◆ Provided entries
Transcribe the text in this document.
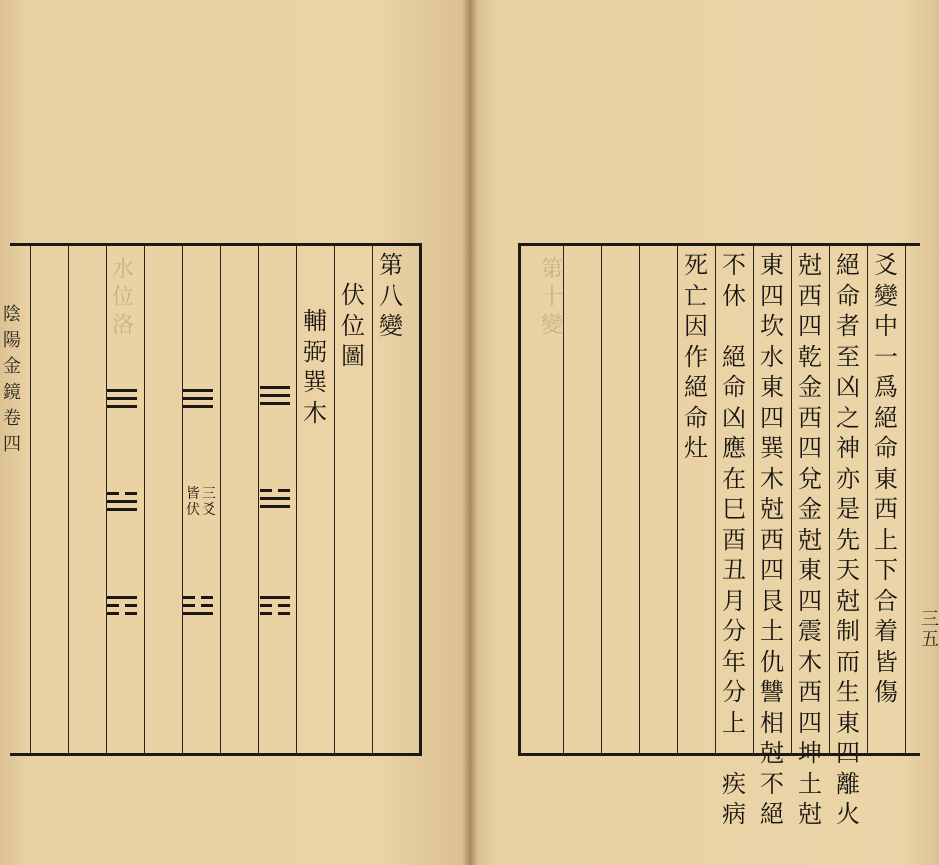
陰
陽
金
鏡
卷
四
第
八
變
伏
位
圖
輔
弼
巽
木
皆
伏
三
爻
水
位
洛
爻
變
中
一
爲
絕
命
東
西
上
下
合
着
皆
傷
絕
命
者
至
凶
之
神
亦
是
先
天
尅
制
而
生
東
四
離
火
尅
西
四
乾
金
西
四
兌
金
尅
東
四
震
木
西
四
坤
土
尅
東
四
坎
水
東
四
巽
木
尅
西
四
艮
土
仇
讐
相
尅
不
絕
不
休

絕
命
凶
應
在
巳
酉
丑
月
分
年
分
上

疾
病
死
亡
因
作
絕
命
灶
第
十
變
三
五
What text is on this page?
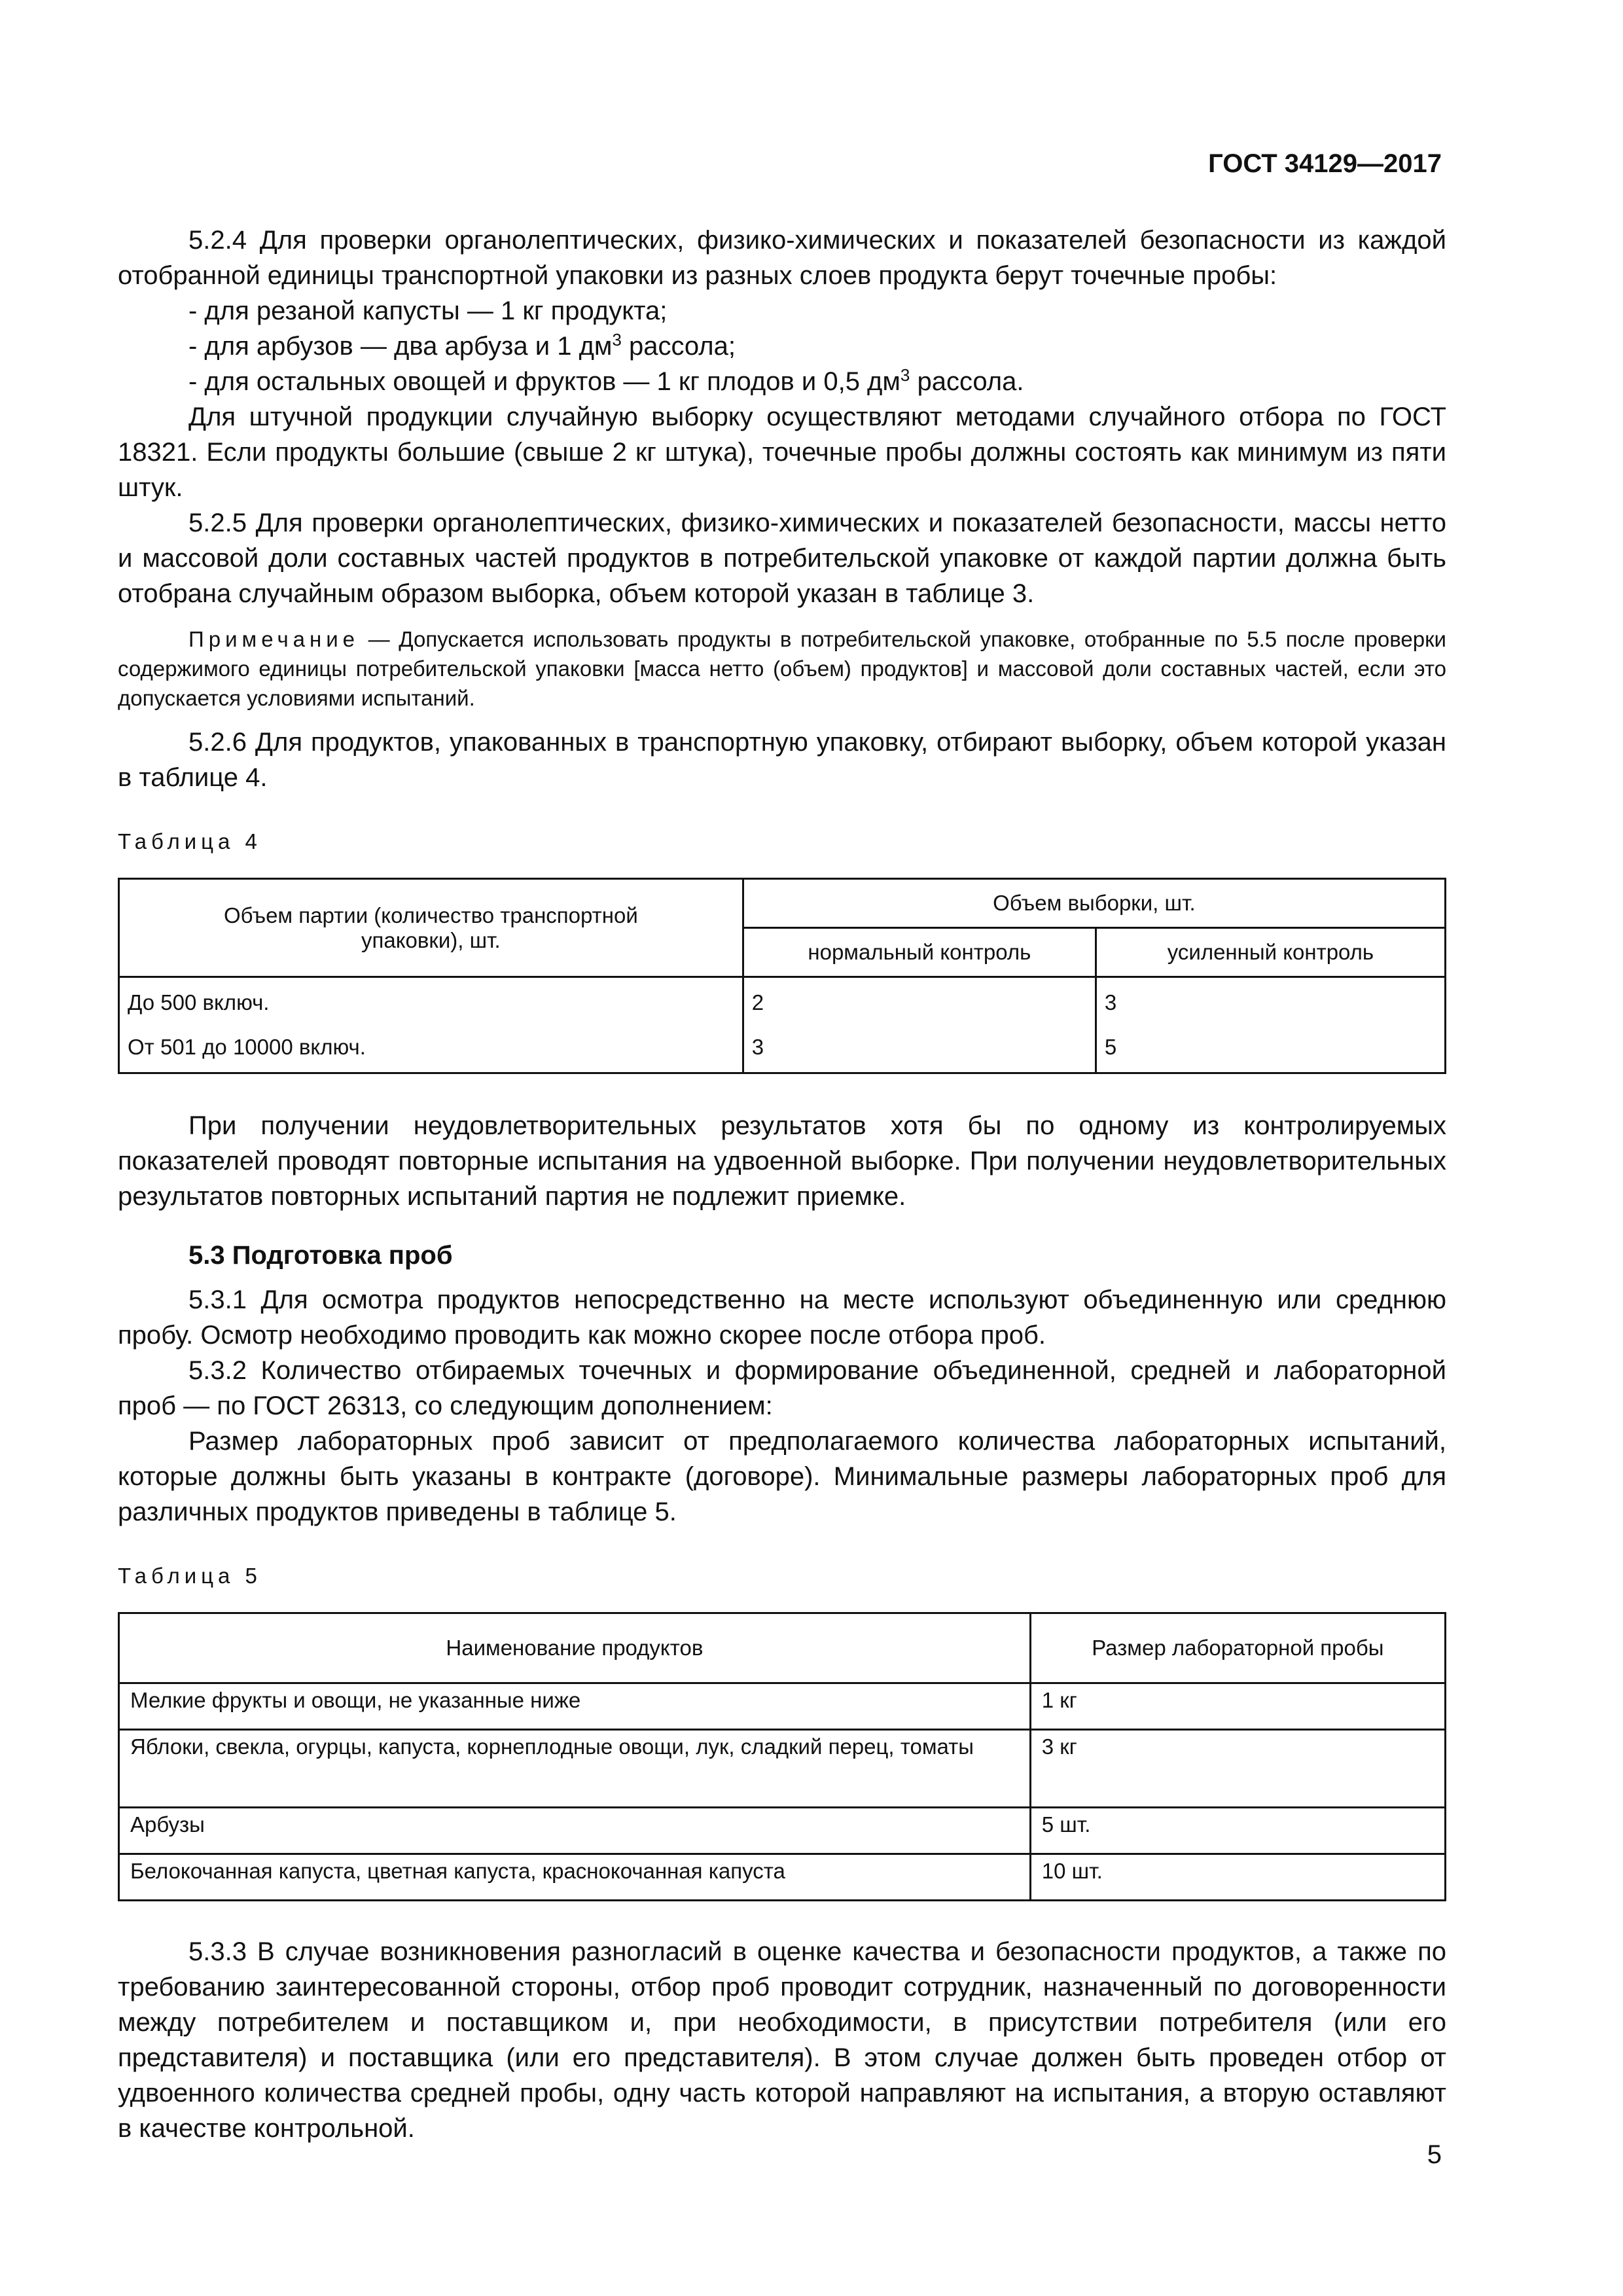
ГОСТ 34129—2017

5.2.4 Для проверки органолептических, физико-химических и показателей безопасности из каждой отобранной единицы транспортной упаковки из разных слоев продукта берут точечные пробы:

- для резаной капусты — 1 кг продукта;

- для арбузов — два арбуза и 1 $дм^3$ рассола;

- для остальных овощей и фруктов — 1 кг плодов и 0,5 $дм^3$ рассола.

Для штучной продукции случайную выборку осуществляют методами случайного отбора по ГОСТ 18321. Если продукты большие (свыше 2 кг штука), точечные пробы должны состоять как минимум из пяти штук.

5.2.5 Для проверки органолептических, физико-химических и показателей безопасности, массы нетто и массовой доли составных частей продуктов в потребительской упаковке от каждой партии должна быть отобрана случайным образом выборка, объем которой указан в таблице 3.

Примечание — Допускается использовать продукты в потребительской упаковке, отобранные по 5.5 после проверки содержимого единицы потребительской упаковки [масса нетто (объем) продуктов] и массовой доли составных частей, если это допускается условиями испытаний.

5.2.6 Для продуктов, упакованных в транспортную упаковку, отбирают выборку, объем которой указан в таблице 4.

Таблица 4
Объем партии (количество транспортной упаковки), шт.	Объем выборки, шт.	
	нормальный контроль	усиленный контроль
До 500 включ.	2	3
От 501 до 10000 включ.	3	5

При получении неудовлетворительных результатов хотя бы по одному из контролируемых показателей проводят повторные испытания на удвоенной выборке. При получении неудовлетворительных результатов повторных испытаний партия не подлежит приемке.

5.3 Подготовка проб

5.3.1 Для осмотра продуктов непосредственно на месте используют объединенную или среднюю пробу. Осмотр необходимо проводить как можно скорее после отбора проб.

5.3.2 Количество отбираемых точечных и формирование объединенной, средней и лабораторной проб — по ГОСТ 26313, со следующим дополнением:

Размер лабораторных проб зависит от предполагаемого количества лабораторных испытаний, которые должны быть указаны в контракте (договоре). Минимальные размеры лабораторных проб для различных продуктов приведены в таблице 5.

Таблица 5
Наименование продуктов	Размер лабораторной пробы
Мелкие фрукты и овощи, не указанные ниже	1 кг
Яблоки, свекла, огурцы, капуста, корнеплодные овощи, лук, сладкий перец, томаты	3 кг
Арбузы	5 шт.
Белокочанная капуста, цветная капуста, краснокочанная капуста	10 шт.

5.3.3 В случае возникновения разногласий в оценке качества и безопасности продуктов, а также по требованию заинтересованной стороны, отбор проб проводит сотрудник, назначенный по договоренности между потребителем и поставщиком и, при необходимости, в присутствии потребителя (или его представителя) и поставщика (или его представителя). В этом случае должен быть проведен отбор от удвоенного количества средней пробы, одну часть которой направляют на испытания, а вторую оставляют в качестве контрольной.

5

◆ Objective
Extract every line containing the string "доли" from the data above.

◆ Task response
5.2.5 Для проверки органолептических, физико-химических и показателей безопасности, массы нетто и массовой доли составных частей продуктов в потребительской упаковке от каждой партии должна быть отобрана случайным образом выборка, объем которой указан в таблице 3.
Примечание — Допускается использовать продукты в потребительской упаковке, отобранные по 5.5 после проверки содержимого единицы потребительской упаковки [масса нетто (объем) продуктов] и массовой доли составных частей, если это допускается условиями испытаний.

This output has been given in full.